• _Given task_: Each entry that follows must be output without any deviation.

• _Given entries_:
════════════════════
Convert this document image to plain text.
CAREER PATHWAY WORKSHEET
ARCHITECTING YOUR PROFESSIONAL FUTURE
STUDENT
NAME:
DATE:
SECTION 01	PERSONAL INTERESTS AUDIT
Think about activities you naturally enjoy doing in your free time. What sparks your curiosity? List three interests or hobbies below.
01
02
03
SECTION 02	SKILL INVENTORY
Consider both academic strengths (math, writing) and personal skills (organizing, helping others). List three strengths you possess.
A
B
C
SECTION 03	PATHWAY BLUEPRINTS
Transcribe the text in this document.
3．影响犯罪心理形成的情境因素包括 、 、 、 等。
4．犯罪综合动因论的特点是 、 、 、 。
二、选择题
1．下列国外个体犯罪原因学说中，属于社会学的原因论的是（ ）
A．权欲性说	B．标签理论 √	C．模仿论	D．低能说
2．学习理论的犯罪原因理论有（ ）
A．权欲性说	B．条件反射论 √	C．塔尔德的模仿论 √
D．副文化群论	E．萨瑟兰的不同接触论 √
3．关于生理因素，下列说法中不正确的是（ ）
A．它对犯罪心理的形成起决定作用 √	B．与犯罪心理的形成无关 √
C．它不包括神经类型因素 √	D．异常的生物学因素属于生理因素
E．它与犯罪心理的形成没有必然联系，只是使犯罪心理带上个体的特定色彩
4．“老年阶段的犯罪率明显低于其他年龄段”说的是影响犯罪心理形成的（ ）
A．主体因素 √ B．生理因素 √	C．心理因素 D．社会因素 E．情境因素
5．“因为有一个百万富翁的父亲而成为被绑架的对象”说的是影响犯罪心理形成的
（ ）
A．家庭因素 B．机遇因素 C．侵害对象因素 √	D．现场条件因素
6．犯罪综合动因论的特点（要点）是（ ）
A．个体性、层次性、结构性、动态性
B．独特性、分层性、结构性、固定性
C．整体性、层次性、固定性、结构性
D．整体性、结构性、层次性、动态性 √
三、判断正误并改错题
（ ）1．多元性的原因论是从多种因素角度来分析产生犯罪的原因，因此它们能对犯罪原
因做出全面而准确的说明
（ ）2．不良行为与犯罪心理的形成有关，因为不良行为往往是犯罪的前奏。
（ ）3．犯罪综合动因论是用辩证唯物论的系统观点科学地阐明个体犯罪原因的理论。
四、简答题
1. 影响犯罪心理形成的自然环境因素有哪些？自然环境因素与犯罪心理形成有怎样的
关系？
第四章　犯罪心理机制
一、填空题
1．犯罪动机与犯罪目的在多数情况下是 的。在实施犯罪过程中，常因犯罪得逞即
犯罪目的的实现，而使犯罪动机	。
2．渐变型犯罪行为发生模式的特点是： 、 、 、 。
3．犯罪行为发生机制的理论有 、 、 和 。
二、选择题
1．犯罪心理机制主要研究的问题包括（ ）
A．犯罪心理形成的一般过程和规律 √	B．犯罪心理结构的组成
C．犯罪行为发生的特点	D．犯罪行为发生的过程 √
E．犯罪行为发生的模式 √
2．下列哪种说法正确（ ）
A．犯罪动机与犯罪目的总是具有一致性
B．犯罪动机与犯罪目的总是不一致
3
════════════════════
• _Written answer_:
Convert this document image to plain text.
CAREER PATHWAY WORKSHEET
ARCHITECTING YOUR PROFESSIONAL FUTURE
STUDENT
NAME:
DATE:
SECTION 01	PERSONAL INTERESTS AUDIT
Think about activities you naturally enjoy doing in your free time. What sparks your curiosity? List three interests or hobbies below.
01
02
03
SECTION 02	SKILL INVENTORY
Consider both academic strengths (math, writing) and personal skills (organizing, helping others). List three strengths you possess.
A
B
C
SECTION 03	PATHWAY BLUEPRINTS
Transcribe the text in this document.
3．影响犯罪心理形成的情境因素包括 、 、 、 等。
4．犯罪综合动因论的特点是 、 、 、 。
二、选择题
1．下列国外个体犯罪原因学说中，属于社会学的原因论的是（ ）
A．权欲性说	B．标签理论 √	C．模仿论	D．低能说
2．学习理论的犯罪原因理论有（ ）
A．权欲性说	B．条件反射论 √	C．塔尔德的模仿论 √
D．副文化群论	E．萨瑟兰的不同接触论 √
3．关于生理因素，下列说法中不正确的是（ ）
A．它对犯罪心理的形成起决定作用 √	B．与犯罪心理的形成无关 √
C．它不包括神经类型因素 √	D．异常的生物学因素属于生理因素
E．它与犯罪心理的形成没有必然联系，只是使犯罪心理带上个体的特定色彩
4．“老年阶段的犯罪率明显低于其他年龄段”说的是影响犯罪心理形成的（ ）
A．主体因素 √ B．生理因素 √	C．心理因素 D．社会因素 E．情境因素
5．“因为有一个百万富翁的父亲而成为被绑架的对象”说的是影响犯罪心理形成的
（ ）
A．家庭因素 B．机遇因素 C．侵害对象因素 √	D．现场条件因素
6．犯罪综合动因论的特点（要点）是（ ）
A．个体性、层次性、结构性、动态性
B．独特性、分层性、结构性、固定性
C．整体性、层次性、固定性、结构性
D．整体性、结构性、层次性、动态性 √
三、判断正误并改错题
（ ）1．多元性的原因论是从多种因素角度来分析产生犯罪的原因，因此它们能对犯罪原
因做出全面而准确的说明
（ ）2．不良行为与犯罪心理的形成有关，因为不良行为往往是犯罪的前奏。
（ ）3．犯罪综合动因论是用辩证唯物论的系统观点科学地阐明个体犯罪原因的理论。
四、简答题
1. 影响犯罪心理形成的自然环境因素有哪些？自然环境因素与犯罪心理形成有怎样的
关系？
第四章　犯罪心理机制
一、填空题
1．犯罪动机与犯罪目的在多数情况下是 的。在实施犯罪过程中，常因犯罪得逞即
犯罪目的的实现，而使犯罪动机	。
2．渐变型犯罪行为发生模式的特点是： 、 、 、 。
3．犯罪行为发生机制的理论有 、 、 和 。
二、选择题
1．犯罪心理机制主要研究的问题包括（ ）
A．犯罪心理形成的一般过程和规律 √	B．犯罪心理结构的组成
C．犯罪行为发生的特点	D．犯罪行为发生的过程 √
E．犯罪行为发生的模式 √
2．下列哪种说法正确（ ）
A．犯罪动机与犯罪目的总是具有一致性
B．犯罪动机与犯罪目的总是不一致
3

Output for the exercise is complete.